YOUR OBJECTIVE:
Look for the word "content" in each line and report the count of matching lines, with nothing added.

ENTRIES SHOWN:
┄┄┄┄┄┄

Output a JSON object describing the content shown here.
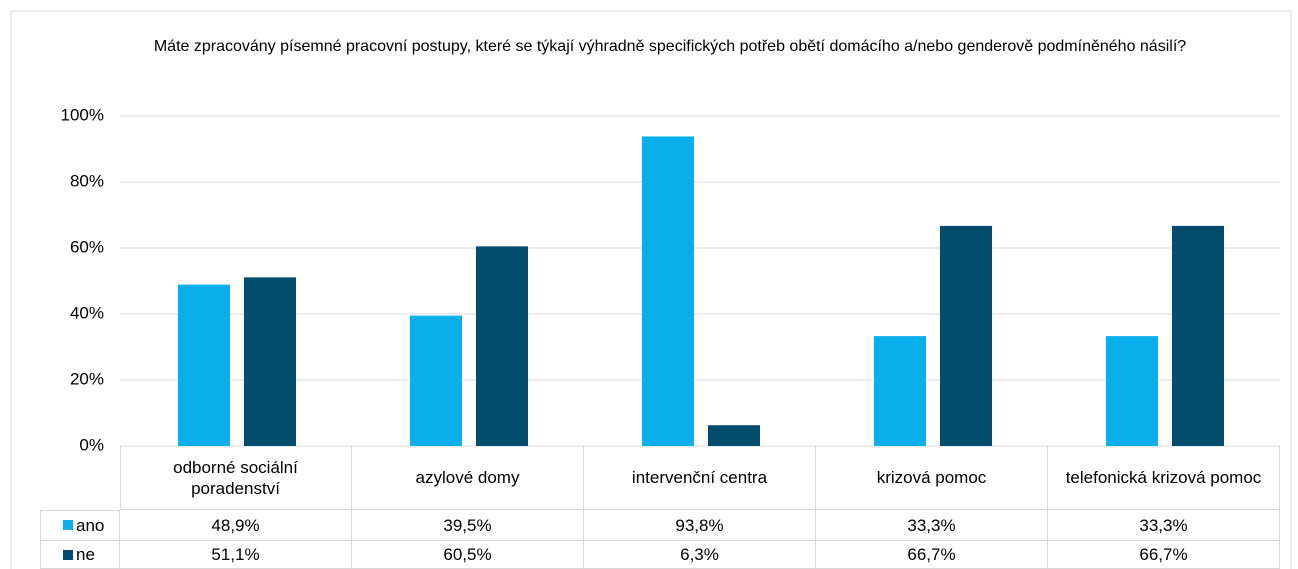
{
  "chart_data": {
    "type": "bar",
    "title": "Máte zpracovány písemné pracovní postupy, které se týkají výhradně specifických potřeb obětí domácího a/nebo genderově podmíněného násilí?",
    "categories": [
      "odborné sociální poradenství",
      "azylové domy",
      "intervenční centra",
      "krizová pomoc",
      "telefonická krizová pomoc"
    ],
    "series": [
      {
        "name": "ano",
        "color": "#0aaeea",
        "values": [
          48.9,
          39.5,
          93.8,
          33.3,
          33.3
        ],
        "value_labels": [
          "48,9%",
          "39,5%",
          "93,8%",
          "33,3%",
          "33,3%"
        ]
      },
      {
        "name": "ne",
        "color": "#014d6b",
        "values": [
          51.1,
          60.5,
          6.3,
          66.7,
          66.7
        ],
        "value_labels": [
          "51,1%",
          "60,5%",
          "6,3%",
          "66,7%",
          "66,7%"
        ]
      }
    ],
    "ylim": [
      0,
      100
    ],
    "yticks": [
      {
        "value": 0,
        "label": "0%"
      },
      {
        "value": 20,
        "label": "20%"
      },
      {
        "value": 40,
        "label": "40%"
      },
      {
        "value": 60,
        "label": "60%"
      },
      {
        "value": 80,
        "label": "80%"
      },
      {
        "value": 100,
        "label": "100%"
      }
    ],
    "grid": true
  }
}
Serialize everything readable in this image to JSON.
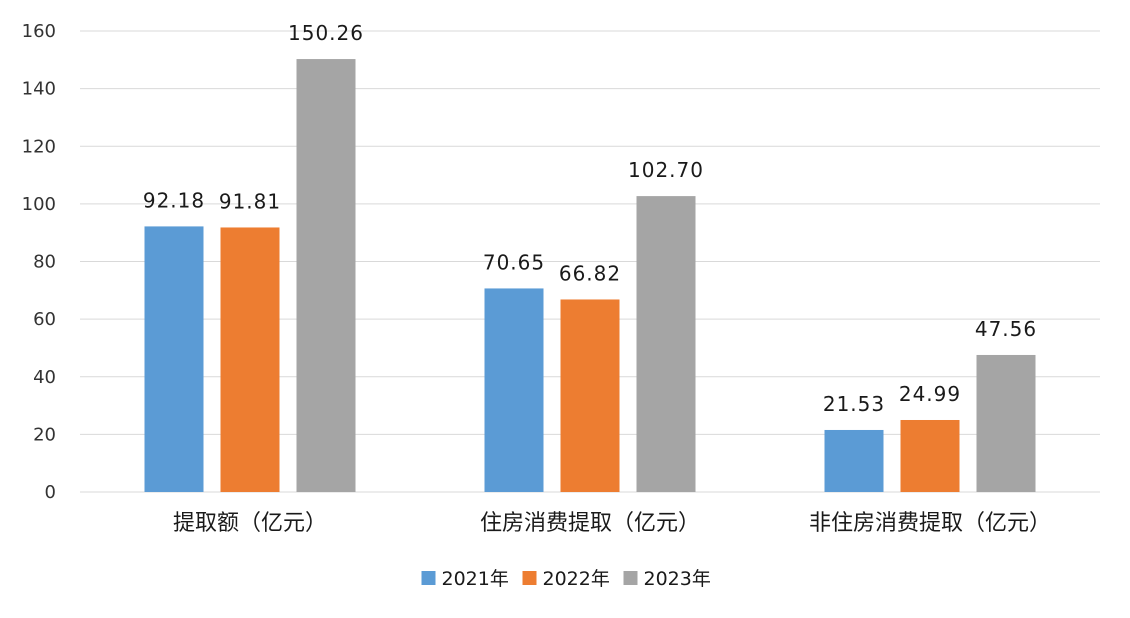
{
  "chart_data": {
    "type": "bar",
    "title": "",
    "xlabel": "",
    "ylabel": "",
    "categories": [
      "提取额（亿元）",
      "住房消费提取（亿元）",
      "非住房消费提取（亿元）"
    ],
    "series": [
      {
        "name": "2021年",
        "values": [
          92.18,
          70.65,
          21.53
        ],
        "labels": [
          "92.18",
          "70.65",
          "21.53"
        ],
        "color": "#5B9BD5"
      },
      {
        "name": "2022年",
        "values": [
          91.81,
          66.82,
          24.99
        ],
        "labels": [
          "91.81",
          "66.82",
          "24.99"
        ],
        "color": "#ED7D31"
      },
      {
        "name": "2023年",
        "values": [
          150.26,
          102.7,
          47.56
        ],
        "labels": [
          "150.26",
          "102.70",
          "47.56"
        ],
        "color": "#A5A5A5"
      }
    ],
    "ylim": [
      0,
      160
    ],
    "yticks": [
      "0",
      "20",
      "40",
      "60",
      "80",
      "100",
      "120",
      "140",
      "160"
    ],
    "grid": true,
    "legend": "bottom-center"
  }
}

┄┄┄┄┄┄

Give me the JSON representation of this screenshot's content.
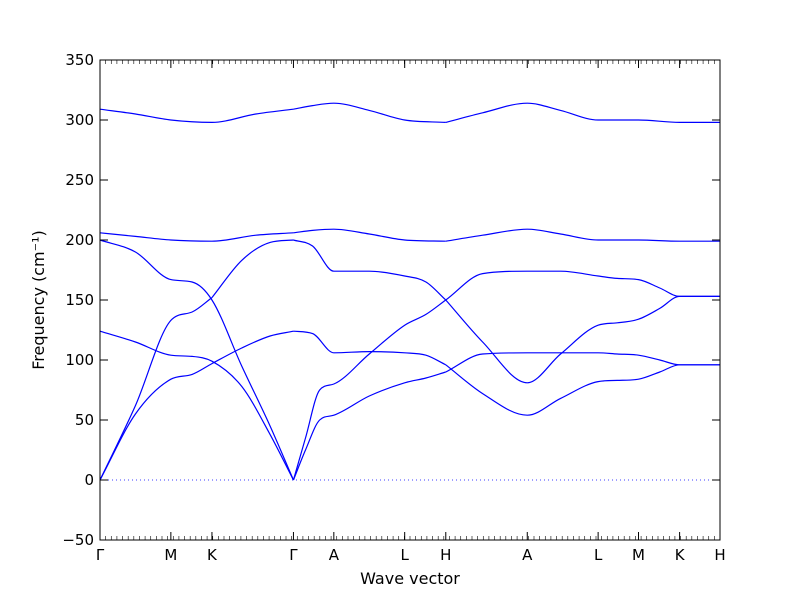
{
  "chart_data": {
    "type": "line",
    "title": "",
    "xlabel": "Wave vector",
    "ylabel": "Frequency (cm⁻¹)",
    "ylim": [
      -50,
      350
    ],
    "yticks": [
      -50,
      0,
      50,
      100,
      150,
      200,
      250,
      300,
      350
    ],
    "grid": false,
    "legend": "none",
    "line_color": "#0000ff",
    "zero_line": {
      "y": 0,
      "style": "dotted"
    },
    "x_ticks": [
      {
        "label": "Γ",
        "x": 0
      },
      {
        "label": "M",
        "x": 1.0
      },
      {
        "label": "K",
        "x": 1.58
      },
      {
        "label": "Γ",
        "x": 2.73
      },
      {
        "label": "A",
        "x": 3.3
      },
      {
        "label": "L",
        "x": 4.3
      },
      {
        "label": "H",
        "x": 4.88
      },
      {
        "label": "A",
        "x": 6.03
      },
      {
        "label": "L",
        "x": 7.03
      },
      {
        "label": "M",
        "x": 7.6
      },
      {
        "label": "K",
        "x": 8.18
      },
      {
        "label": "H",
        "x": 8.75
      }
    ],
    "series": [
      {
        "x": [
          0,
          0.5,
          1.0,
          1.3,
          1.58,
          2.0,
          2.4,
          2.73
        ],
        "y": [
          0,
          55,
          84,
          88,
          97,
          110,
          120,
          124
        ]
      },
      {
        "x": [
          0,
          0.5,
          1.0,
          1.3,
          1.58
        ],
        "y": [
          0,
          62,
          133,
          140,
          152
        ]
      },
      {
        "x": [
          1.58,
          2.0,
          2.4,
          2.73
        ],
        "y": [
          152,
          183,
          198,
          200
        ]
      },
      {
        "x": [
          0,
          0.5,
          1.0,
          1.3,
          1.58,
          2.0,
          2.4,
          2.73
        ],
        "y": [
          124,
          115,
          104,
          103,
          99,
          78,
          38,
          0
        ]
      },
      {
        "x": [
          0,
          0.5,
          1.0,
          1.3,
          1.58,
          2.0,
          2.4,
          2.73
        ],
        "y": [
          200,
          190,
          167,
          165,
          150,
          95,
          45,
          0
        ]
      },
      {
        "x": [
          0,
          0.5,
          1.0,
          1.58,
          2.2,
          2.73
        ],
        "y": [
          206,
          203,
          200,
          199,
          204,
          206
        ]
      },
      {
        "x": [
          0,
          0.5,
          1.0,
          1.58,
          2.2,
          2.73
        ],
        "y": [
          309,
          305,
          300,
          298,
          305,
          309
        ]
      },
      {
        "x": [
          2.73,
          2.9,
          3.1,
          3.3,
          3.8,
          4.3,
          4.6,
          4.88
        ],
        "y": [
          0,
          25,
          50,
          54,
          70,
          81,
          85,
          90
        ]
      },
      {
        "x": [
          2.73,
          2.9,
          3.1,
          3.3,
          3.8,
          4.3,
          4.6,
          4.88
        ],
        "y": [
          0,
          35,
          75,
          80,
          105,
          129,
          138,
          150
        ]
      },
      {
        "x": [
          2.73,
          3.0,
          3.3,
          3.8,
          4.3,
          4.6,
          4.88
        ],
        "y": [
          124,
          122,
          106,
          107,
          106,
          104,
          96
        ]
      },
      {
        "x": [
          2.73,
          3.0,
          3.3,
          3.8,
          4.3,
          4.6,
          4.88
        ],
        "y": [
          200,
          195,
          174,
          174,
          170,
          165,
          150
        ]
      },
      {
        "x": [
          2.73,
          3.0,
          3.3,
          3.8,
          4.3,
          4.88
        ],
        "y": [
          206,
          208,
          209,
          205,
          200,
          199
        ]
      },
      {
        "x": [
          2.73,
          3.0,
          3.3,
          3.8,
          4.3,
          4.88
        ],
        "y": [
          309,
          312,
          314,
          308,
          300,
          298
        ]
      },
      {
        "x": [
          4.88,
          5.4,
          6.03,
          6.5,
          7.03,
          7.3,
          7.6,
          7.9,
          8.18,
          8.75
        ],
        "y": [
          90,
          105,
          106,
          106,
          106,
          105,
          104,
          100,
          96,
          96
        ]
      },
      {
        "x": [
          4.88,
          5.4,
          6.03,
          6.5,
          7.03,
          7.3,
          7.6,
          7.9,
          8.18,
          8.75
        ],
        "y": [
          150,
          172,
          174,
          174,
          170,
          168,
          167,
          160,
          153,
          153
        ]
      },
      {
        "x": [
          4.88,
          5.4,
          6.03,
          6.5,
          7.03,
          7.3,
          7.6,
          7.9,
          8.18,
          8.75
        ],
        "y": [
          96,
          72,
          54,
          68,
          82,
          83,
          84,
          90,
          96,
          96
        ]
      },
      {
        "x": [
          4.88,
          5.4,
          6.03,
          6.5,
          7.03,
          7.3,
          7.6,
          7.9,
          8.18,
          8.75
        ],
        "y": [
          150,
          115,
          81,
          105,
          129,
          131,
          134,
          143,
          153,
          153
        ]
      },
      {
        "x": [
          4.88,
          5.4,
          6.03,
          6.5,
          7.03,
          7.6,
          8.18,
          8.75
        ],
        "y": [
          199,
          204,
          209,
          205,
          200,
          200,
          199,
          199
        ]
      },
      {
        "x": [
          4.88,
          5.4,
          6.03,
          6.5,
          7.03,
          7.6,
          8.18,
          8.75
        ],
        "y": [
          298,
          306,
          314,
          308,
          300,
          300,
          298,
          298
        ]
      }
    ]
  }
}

┄┄┄┄┄┄

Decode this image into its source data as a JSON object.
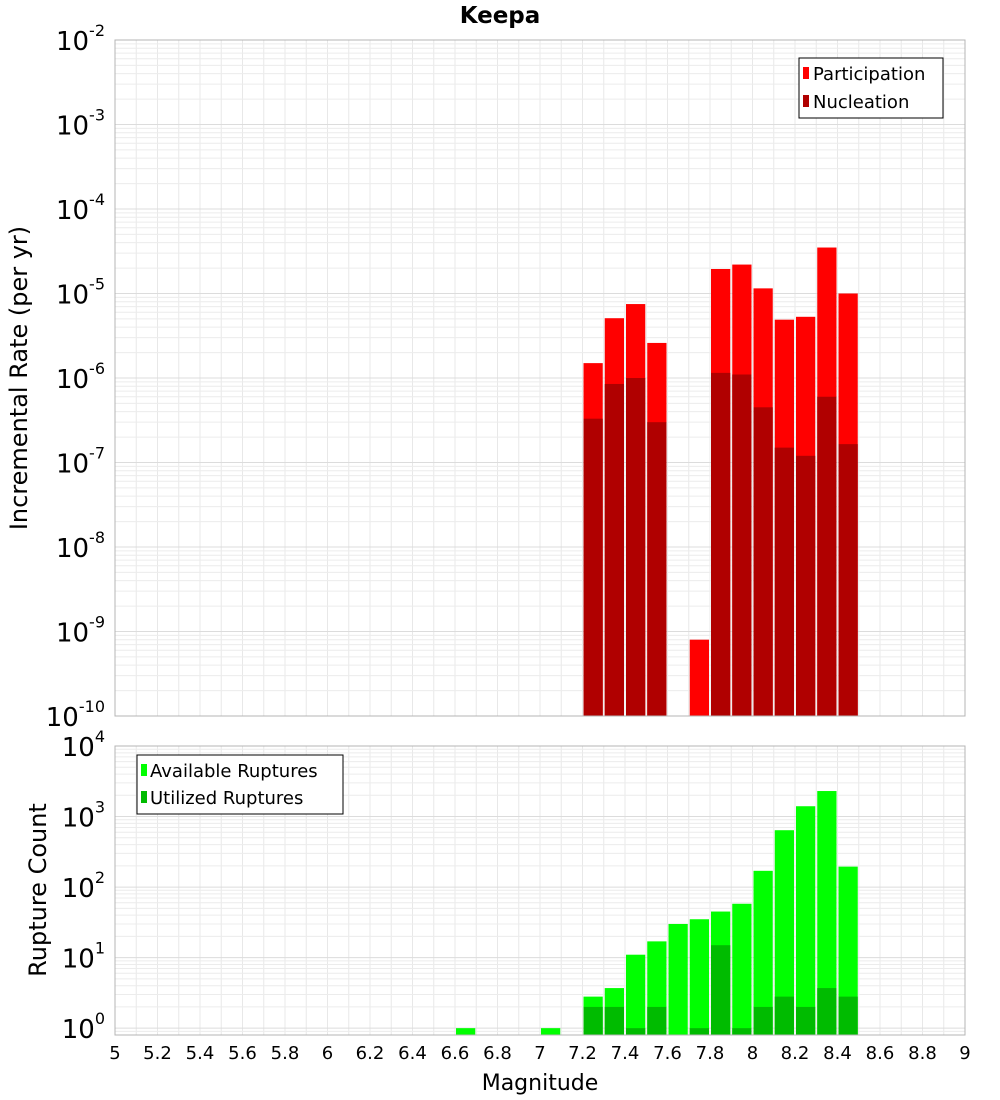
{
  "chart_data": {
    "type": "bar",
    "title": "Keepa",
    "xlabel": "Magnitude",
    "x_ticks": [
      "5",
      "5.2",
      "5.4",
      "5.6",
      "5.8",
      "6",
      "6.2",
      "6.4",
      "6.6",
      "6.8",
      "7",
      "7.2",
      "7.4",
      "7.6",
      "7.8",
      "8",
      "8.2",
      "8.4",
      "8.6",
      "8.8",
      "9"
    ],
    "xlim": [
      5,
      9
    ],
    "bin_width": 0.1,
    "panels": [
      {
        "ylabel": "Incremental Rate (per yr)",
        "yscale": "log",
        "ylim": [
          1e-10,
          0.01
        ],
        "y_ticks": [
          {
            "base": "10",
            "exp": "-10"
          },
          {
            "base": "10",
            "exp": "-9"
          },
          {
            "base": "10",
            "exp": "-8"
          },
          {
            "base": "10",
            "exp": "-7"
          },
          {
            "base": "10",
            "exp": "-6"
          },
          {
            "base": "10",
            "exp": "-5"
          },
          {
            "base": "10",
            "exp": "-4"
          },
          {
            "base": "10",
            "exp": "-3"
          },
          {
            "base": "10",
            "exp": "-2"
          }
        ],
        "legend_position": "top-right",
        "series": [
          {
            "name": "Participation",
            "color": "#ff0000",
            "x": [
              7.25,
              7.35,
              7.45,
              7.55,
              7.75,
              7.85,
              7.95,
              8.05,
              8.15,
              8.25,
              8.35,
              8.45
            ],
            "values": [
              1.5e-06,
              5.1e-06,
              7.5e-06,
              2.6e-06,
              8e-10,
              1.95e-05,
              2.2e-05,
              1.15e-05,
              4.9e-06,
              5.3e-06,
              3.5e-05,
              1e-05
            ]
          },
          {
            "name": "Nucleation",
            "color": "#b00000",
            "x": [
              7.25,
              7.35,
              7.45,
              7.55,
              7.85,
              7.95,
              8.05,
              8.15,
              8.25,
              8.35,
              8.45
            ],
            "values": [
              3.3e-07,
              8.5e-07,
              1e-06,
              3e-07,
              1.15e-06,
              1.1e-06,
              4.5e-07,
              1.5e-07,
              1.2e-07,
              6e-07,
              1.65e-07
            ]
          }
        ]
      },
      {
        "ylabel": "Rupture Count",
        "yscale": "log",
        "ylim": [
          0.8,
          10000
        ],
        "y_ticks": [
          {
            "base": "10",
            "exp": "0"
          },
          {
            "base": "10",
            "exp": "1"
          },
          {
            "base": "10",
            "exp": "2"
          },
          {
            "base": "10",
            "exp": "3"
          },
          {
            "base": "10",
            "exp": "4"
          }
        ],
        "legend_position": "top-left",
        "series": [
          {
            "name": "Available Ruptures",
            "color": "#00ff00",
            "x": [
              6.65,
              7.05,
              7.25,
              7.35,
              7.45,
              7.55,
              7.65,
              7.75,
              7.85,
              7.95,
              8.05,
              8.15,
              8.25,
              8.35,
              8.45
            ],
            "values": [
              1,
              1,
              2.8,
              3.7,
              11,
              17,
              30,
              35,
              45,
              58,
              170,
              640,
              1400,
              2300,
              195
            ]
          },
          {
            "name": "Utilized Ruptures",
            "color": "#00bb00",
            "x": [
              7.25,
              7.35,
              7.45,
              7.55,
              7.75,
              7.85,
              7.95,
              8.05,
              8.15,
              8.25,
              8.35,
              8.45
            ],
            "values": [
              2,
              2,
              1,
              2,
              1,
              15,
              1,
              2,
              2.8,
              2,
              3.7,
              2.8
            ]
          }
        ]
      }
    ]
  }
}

┄┄┄┄┄┄

ANSWER BELOW:
2